(Available data Opens)
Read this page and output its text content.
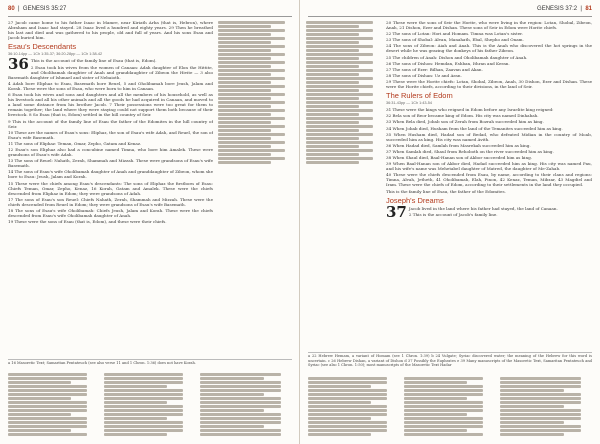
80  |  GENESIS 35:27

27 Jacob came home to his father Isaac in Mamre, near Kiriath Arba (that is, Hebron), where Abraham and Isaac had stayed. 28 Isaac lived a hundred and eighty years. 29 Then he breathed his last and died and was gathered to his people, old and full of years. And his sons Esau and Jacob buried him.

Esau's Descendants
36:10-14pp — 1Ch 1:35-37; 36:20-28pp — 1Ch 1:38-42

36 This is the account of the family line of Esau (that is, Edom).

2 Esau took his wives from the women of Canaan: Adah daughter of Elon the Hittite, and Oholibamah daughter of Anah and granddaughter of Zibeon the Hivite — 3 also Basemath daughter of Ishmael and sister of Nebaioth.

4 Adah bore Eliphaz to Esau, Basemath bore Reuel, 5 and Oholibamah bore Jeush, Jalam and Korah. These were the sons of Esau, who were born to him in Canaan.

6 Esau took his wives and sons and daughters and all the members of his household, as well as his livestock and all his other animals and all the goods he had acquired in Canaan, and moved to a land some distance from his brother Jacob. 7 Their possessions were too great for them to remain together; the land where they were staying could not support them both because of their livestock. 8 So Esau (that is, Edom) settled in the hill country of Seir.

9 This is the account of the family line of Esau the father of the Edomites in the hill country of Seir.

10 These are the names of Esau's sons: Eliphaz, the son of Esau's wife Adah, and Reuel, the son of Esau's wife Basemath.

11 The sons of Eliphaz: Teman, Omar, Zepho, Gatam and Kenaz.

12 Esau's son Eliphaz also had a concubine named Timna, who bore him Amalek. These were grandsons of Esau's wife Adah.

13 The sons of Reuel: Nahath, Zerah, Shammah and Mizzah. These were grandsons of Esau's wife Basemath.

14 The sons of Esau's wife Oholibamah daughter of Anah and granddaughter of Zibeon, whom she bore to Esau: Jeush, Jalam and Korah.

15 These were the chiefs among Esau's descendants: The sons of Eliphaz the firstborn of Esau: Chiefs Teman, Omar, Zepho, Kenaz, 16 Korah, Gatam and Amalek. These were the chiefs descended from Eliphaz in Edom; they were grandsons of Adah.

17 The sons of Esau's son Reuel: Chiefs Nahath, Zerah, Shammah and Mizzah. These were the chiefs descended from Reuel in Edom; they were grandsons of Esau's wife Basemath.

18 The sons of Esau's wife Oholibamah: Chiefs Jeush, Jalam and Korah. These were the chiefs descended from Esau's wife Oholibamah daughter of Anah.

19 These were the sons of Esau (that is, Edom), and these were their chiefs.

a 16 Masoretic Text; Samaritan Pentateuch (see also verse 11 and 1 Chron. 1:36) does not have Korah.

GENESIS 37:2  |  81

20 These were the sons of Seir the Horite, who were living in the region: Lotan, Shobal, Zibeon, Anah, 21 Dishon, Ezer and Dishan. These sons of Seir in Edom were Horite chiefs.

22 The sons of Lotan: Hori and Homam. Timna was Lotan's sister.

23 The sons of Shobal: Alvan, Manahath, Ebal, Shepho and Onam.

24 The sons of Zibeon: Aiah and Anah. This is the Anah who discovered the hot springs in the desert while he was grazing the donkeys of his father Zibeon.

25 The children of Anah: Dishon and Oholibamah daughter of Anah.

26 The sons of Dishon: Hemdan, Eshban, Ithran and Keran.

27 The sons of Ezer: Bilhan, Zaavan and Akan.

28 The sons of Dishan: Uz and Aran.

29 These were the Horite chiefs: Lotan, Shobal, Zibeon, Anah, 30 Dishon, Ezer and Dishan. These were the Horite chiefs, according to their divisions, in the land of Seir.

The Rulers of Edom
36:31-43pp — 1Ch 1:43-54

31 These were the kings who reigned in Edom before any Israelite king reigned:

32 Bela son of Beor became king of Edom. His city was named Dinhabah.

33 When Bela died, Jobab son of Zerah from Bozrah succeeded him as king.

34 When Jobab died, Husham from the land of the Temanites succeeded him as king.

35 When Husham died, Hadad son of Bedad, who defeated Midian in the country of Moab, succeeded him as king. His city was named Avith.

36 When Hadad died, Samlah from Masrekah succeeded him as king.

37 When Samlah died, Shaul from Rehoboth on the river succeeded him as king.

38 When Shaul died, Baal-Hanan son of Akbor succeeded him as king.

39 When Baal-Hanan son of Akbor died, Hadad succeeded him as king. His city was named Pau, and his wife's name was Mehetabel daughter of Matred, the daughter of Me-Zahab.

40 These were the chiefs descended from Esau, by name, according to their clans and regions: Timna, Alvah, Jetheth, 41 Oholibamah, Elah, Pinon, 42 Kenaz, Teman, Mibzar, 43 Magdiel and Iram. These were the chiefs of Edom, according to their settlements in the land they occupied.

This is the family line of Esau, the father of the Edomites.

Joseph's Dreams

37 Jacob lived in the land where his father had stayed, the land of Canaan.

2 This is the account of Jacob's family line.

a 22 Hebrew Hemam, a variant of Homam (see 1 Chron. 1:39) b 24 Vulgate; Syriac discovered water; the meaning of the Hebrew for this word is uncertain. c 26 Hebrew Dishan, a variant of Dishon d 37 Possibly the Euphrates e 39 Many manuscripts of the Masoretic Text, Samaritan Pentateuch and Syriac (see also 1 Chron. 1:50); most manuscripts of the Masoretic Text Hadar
(Available data Closes)
(Available data Opens)
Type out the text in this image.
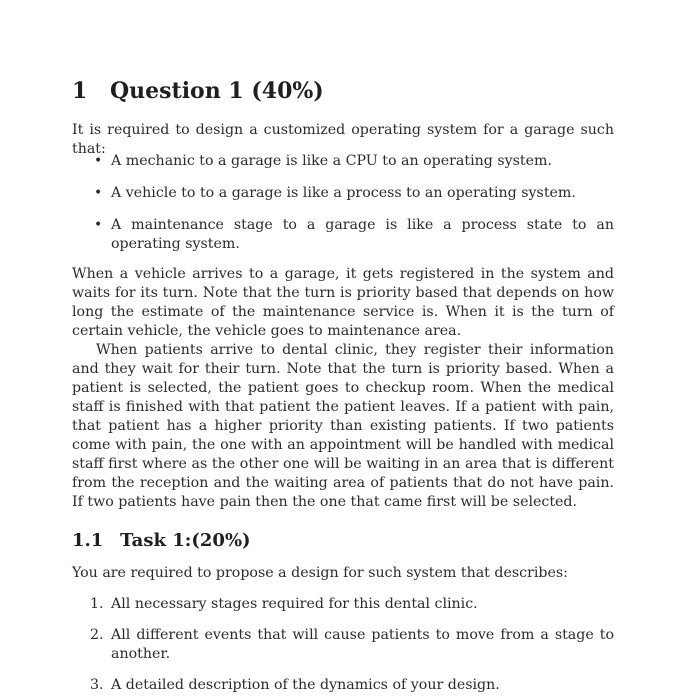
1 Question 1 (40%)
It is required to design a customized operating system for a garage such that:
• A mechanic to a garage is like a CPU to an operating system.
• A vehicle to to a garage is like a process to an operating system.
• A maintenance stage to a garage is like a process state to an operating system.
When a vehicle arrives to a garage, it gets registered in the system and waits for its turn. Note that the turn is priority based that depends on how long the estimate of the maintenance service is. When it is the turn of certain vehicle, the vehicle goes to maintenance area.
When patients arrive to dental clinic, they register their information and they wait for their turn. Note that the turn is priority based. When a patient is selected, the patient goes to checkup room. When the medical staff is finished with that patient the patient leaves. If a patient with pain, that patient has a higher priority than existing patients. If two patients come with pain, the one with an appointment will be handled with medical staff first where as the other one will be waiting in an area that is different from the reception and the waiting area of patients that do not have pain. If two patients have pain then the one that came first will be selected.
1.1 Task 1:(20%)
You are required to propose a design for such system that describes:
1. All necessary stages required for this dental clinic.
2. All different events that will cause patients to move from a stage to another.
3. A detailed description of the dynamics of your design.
(Available data Closes)
▸ **Problem requirements**
Find the word "Dishon" in the records, and report each line that has it.

▸ **Response to the task**
20 These were the sons of Seir the Horite, who were living in the region: Lotan, Shobal, Zibeon, Anah, 21 Dishon, Ezer and Dishan. These sons of Seir in Edom were Horite chiefs.
25 The children of Anah: Dishon and Oholibamah daughter of Anah.
26 The sons of Dishon: Hemdan, Eshban, Ithran and Keran.
29 These were the Horite chiefs: Lotan, Shobal, Zibeon, Anah, 30 Dishon, Ezer and Dishan. These were the Horite chiefs, according to their divisions, in the land of Seir.
a 22 Hebrew Hemam, a variant of Homam (see 1 Chron. 1:39) b 24 Vulgate; Syriac discovered water; the meaning of the Hebrew for this word is uncertain. c 26 Hebrew Dishan, a variant of Dishon d 37 Possibly the Euphrates e 39 Many manuscripts of the Masoretic Text, Samaritan Pentateuch and Syriac (see also 1 Chron. 1:50); most manuscripts of the Masoretic Text Hadar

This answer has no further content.